Will you print the material below without altering a single character?

Figure record extracts:
--------

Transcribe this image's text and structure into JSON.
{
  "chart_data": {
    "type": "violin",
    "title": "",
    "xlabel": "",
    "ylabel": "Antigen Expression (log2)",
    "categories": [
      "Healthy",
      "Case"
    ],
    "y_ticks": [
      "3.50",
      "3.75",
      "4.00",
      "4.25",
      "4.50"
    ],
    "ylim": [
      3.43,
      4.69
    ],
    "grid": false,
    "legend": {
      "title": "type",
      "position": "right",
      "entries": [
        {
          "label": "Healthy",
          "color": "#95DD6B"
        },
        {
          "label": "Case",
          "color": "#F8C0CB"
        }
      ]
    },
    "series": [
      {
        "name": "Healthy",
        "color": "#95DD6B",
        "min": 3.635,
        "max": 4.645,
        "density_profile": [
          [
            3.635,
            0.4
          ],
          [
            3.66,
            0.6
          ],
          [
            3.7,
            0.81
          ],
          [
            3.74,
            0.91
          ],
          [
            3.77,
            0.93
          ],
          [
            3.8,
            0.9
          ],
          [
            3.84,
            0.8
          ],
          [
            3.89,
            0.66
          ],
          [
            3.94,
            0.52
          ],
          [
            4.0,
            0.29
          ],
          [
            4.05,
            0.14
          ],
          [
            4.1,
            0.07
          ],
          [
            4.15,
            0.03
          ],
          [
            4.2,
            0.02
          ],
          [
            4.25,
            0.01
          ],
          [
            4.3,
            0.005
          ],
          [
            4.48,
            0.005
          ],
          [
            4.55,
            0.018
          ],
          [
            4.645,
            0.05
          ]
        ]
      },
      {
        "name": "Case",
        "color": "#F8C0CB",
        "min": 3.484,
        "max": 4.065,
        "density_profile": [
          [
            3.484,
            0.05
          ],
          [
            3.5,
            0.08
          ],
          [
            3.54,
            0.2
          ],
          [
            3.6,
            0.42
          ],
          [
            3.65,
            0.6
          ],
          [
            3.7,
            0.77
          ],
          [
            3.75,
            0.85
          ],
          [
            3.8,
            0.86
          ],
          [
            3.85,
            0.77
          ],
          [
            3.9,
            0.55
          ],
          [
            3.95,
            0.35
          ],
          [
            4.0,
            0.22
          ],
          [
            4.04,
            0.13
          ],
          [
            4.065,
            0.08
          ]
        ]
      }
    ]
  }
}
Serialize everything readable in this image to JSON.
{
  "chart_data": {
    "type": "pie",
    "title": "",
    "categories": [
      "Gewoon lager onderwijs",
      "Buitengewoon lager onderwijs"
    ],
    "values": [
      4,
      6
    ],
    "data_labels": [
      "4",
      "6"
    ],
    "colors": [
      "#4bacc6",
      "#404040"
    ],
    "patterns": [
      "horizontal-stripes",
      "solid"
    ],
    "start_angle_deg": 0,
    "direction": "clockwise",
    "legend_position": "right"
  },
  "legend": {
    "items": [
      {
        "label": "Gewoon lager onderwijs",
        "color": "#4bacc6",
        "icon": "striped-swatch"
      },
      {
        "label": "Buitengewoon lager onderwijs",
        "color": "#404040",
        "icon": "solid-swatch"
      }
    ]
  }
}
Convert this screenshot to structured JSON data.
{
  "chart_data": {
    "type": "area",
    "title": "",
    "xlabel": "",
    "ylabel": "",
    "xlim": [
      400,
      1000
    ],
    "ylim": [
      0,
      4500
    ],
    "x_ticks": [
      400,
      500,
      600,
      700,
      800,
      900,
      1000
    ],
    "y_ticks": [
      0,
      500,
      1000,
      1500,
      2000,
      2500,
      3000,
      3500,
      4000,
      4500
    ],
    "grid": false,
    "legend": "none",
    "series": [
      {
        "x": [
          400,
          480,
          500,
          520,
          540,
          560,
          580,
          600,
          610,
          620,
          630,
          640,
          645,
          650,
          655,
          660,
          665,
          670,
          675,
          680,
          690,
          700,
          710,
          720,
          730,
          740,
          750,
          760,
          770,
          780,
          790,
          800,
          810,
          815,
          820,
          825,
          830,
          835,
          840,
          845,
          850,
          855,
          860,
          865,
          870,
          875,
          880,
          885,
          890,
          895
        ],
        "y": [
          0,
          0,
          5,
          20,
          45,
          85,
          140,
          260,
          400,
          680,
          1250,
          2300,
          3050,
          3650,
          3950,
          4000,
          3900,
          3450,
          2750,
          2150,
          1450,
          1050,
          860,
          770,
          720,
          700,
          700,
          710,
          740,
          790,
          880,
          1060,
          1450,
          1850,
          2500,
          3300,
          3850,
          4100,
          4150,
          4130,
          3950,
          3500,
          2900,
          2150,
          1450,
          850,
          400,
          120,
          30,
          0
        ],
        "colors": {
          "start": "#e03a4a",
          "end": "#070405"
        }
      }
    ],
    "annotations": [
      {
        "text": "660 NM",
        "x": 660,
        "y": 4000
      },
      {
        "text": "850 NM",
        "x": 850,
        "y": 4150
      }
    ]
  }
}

--------

In response =>
Transcribe this image's text and structure into JSON.
{
  "chart_data": {
    "type": "violin",
    "title": "",
    "xlabel": "",
    "ylabel": "Antigen Expression (log2)",
    "categories": [
      "Healthy",
      "Case"
    ],
    "y_ticks": [
      "3.50",
      "3.75",
      "4.00",
      "4.25",
      "4.50"
    ],
    "ylim": [
      3.43,
      4.69
    ],
    "grid": false,
    "legend": {
      "title": "type",
      "position": "right",
      "entries": [
        {
          "label": "Healthy",
          "color": "#95DD6B"
        },
        {
          "label": "Case",
          "color": "#F8C0CB"
        }
      ]
    },
    "series": [
      {
        "name": "Healthy",
        "color": "#95DD6B",
        "min": 3.635,
        "max": 4.645,
        "density_profile": [
          [
            3.635,
            0.4
          ],
          [
            3.66,
            0.6
          ],
          [
            3.7,
            0.81
          ],
          [
            3.74,
            0.91
          ],
          [
            3.77,
            0.93
          ],
          [
            3.8,
            0.9
          ],
          [
            3.84,
            0.8
          ],
          [
            3.89,
            0.66
          ],
          [
            3.94,
            0.52
          ],
          [
            4.0,
            0.29
          ],
          [
            4.05,
            0.14
          ],
          [
            4.1,
            0.07
          ],
          [
            4.15,
            0.03
          ],
          [
            4.2,
            0.02
          ],
          [
            4.25,
            0.01
          ],
          [
            4.3,
            0.005
          ],
          [
            4.48,
            0.005
          ],
          [
            4.55,
            0.018
          ],
          [
            4.645,
            0.05
          ]
        ]
      },
      {
        "name": "Case",
        "color": "#F8C0CB",
        "min": 3.484,
        "max": 4.065,
        "density_profile": [
          [
            3.484,
            0.05
          ],
          [
            3.5,
            0.08
          ],
          [
            3.54,
            0.2
          ],
          [
            3.6,
            0.42
          ],
          [
            3.65,
            0.6
          ],
          [
            3.7,
            0.77
          ],
          [
            3.75,
            0.85
          ],
          [
            3.8,
            0.86
          ],
          [
            3.85,
            0.77
          ],
          [
            3.9,
            0.55
          ],
          [
            3.95,
            0.35
          ],
          [
            4.0,
            0.22
          ],
          [
            4.04,
            0.13
          ],
          [
            4.065,
            0.08
          ]
        ]
      }
    ]
  }
}
Serialize everything readable in this image to JSON.
{
  "chart_data": {
    "type": "pie",
    "title": "",
    "categories": [
      "Gewoon lager onderwijs",
      "Buitengewoon lager onderwijs"
    ],
    "values": [
      4,
      6
    ],
    "data_labels": [
      "4",
      "6"
    ],
    "colors": [
      "#4bacc6",
      "#404040"
    ],
    "patterns": [
      "horizontal-stripes",
      "solid"
    ],
    "start_angle_deg": 0,
    "direction": "clockwise",
    "legend_position": "right"
  },
  "legend": {
    "items": [
      {
        "label": "Gewoon lager onderwijs",
        "color": "#4bacc6",
        "icon": "striped-swatch"
      },
      {
        "label": "Buitengewoon lager onderwijs",
        "color": "#404040",
        "icon": "solid-swatch"
      }
    ]
  }
}
Convert this screenshot to structured JSON data.
{
  "chart_data": {
    "type": "area",
    "title": "",
    "xlabel": "",
    "ylabel": "",
    "xlim": [
      400,
      1000
    ],
    "ylim": [
      0,
      4500
    ],
    "x_ticks": [
      400,
      500,
      600,
      700,
      800,
      900,
      1000
    ],
    "y_ticks": [
      0,
      500,
      1000,
      1500,
      2000,
      2500,
      3000,
      3500,
      4000,
      4500
    ],
    "grid": false,
    "legend": "none",
    "series": [
      {
        "x": [
          400,
          480,
          500,
          520,
          540,
          560,
          580,
          600,
          610,
          620,
          630,
          640,
          645,
          650,
          655,
          660,
          665,
          670,
          675,
          680,
          690,
          700,
          710,
          720,
          730,
          740,
          750,
          760,
          770,
          780,
          790,
          800,
          810,
          815,
          820,
          825,
          830,
          835,
          840,
          845,
          850,
          855,
          860,
          865,
          870,
          875,
          880,
          885,
          890,
          895
        ],
        "y": [
          0,
          0,
          5,
          20,
          45,
          85,
          140,
          260,
          400,
          680,
          1250,
          2300,
          3050,
          3650,
          3950,
          4000,
          3900,
          3450,
          2750,
          2150,
          1450,
          1050,
          860,
          770,
          720,
          700,
          700,
          710,
          740,
          790,
          880,
          1060,
          1450,
          1850,
          2500,
          3300,
          3850,
          4100,
          4150,
          4130,
          3950,
          3500,
          2900,
          2150,
          1450,
          850,
          400,
          120,
          30,
          0
        ],
        "colors": {
          "start": "#e03a4a",
          "end": "#070405"
        }
      }
    ],
    "annotations": [
      {
        "text": "660 NM",
        "x": 660,
        "y": 4000
      },
      {
        "text": "850 NM",
        "x": 850,
        "y": 4150
      }
    ]
  }
}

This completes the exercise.